Data listing:
[Start]
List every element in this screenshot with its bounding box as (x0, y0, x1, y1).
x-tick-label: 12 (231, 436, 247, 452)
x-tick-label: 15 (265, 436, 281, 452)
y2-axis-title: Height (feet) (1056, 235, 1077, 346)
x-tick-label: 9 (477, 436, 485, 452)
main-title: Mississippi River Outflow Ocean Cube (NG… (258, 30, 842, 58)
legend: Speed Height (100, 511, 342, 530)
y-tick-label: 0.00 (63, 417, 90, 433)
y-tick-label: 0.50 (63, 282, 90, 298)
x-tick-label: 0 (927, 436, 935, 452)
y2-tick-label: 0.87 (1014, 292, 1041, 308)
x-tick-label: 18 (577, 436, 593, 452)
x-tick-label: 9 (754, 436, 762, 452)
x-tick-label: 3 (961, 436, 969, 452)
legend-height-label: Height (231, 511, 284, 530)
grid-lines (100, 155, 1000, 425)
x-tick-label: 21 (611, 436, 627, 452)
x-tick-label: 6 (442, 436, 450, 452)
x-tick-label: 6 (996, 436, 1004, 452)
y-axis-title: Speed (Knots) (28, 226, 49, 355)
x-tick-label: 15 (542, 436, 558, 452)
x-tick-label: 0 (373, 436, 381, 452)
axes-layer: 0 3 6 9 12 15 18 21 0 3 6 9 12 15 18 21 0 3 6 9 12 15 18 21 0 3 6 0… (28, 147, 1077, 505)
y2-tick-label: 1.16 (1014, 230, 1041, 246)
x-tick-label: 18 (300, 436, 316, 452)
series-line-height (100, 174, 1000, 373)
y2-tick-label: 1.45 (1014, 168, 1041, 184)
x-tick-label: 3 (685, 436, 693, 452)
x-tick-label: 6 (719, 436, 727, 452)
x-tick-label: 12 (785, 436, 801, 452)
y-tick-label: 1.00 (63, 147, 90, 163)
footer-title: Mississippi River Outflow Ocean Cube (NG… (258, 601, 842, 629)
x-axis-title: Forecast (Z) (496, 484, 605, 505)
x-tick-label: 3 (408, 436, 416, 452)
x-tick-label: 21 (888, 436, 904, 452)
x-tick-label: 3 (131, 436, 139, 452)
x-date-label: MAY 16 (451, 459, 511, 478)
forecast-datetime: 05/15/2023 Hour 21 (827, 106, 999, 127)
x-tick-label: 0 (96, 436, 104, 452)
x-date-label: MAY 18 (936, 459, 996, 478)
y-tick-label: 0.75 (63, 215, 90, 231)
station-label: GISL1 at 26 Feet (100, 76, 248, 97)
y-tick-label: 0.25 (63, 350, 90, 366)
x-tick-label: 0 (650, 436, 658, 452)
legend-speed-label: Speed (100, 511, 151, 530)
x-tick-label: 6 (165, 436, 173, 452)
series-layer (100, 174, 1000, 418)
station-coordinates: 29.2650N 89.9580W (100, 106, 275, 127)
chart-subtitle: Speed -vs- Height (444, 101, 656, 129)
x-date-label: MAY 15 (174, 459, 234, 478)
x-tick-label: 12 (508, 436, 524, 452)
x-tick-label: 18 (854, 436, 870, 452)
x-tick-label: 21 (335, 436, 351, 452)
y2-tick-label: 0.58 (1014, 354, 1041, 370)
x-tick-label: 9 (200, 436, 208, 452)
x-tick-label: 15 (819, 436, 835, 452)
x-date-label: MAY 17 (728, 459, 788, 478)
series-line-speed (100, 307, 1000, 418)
[End]
- What you are asked to do
Put every line of the data listing above into a Markdown table with two columns, "No." and "Entry". Number the rows in order and skip any blank lines.

- Output for this task
| No. | Entry |
|---|---|
| 1 | List every element in this screenshot with its bounding box as (x0, y0, x1, y1). |
| 2 | x-tick-label: 12 (231, 436, 247, 452) |
| 3 | x-tick-label: 15 (265, 436, 281, 452) |
| 4 | y2-axis-title: Height (feet) (1056, 235, 1077, 346) |
| 5 | x-tick-label: 9 (477, 436, 485, 452) |
| 6 | main-title: Mississippi River Outflow Ocean Cube (NG… (258, 30, 842, 58) |
| 7 | legend: Speed Height (100, 511, 342, 530) |
| 8 | y-tick-label: 0.00 (63, 417, 90, 433) |
| 9 | y-tick-label: 0.50 (63, 282, 90, 298) |
| 10 | x-tick-label: 0 (927, 436, 935, 452) |
| 11 | y2-tick-label: 0.87 (1014, 292, 1041, 308) |
| 12 | x-tick-label: 18 (577, 436, 593, 452) |
| 13 | x-tick-label: 9 (754, 436, 762, 452) |
| 14 | x-tick-label: 3 (961, 436, 969, 452) |
| 15 | legend-height-label: Height (231, 511, 284, 530) |
| 16 | grid-lines (100, 155, 1000, 425) |
| 17 | x-tick-label: 21 (611, 436, 627, 452) |
| 18 | x-tick-label: 6 (442, 436, 450, 452) |
| 19 | x-tick-label: 6 (996, 436, 1004, 452) |
| 20 | y-axis-title: Speed (Knots) (28, 226, 49, 355) |
| 21 | x-tick-label: 15 (542, 436, 558, 452) |
| 22 | x-tick-label: 0 (373, 436, 381, 452) |
| 23 | axes-layer: 0 3 6 9 12 15 18 21 0 3 6 9 12 15 18 21 0 3 6 9 12 15 18 21 0 3 6 0… (28, 147, 1077, 505) |
| 24 | y2-tick-label: 1.16 (1014, 230, 1041, 246) |
| 25 | x-tick-label: 18 (300, 436, 316, 452) |
| 26 | series-line-height (100, 174, 1000, 373) |
| 27 | y2-tick-label: 1.45 (1014, 168, 1041, 184) |
| 28 | x-tick-label: 3 (685, 436, 693, 452) |
| 29 | x-tick-label: 6 (719, 436, 727, 452) |
| 30 | x-tick-label: 12 (785, 436, 801, 452) |
| 31 | y-tick-label: 1.00 (63, 147, 90, 163) |
| 32 | footer-title: Mississippi River Outflow Ocean Cube (NG… (258, 601, 842, 629) |
| 33 | x-axis-title: Forecast (Z) (496, 484, 605, 505) |
| 34 | x-tick-label: 3 (408, 436, 416, 452) |
| 35 | x-tick-label: 21 (888, 436, 904, 452) |
| 36 | x-tick-label: 3 (131, 436, 139, 452) |
| 37 | x-date-label: MAY 16 (451, 459, 511, 478) |
| 38 | forecast-datetime: 05/15/2023 Hour 21 (827, 106, 999, 127) |
| 39 | x-tick-label: 0 (96, 436, 104, 452) |
| 40 | x-date-label: MAY 18 (936, 459, 996, 478) |
| 41 | y-tick-label: 0.75 (63, 215, 90, 231) |
| 42 | station-label: GISL1 at 26 Feet (100, 76, 248, 97) |
| 43 | y-tick-label: 0.25 (63, 350, 90, 366) |
| 44 | x-tick-label: 0 (650, 436, 658, 452) |
| 45 | legend-speed-label: Speed (100, 511, 151, 530) |
| 46 | x-tick-label: 6 (165, 436, 173, 452) |
| 47 | series-layer (100, 174, 1000, 418) |
| 48 | station-coordinates: 29.2650N 89.9580W (100, 106, 275, 127) |
| 49 | chart-subtitle: Speed -vs- Height (444, 101, 656, 129) |
| 50 | x-date-label: MAY 15 (174, 459, 234, 478) |
| 51 | x-tick-label: 12 (508, 436, 524, 452) |
| 52 | x-tick-label: 18 (854, 436, 870, 452) |
| 53 | x-tick-label: 21 (335, 436, 351, 452) |
| 54 | y2-tick-label: 0.58 (1014, 354, 1041, 370) |
| 55 | x-tick-label: 9 (200, 436, 208, 452) |
| 56 | x-tick-label: 15 (819, 436, 835, 452) |
| 57 | x-date-label: MAY 17 (728, 459, 788, 478) |
| 58 | series-line-speed (100, 307, 1000, 418) |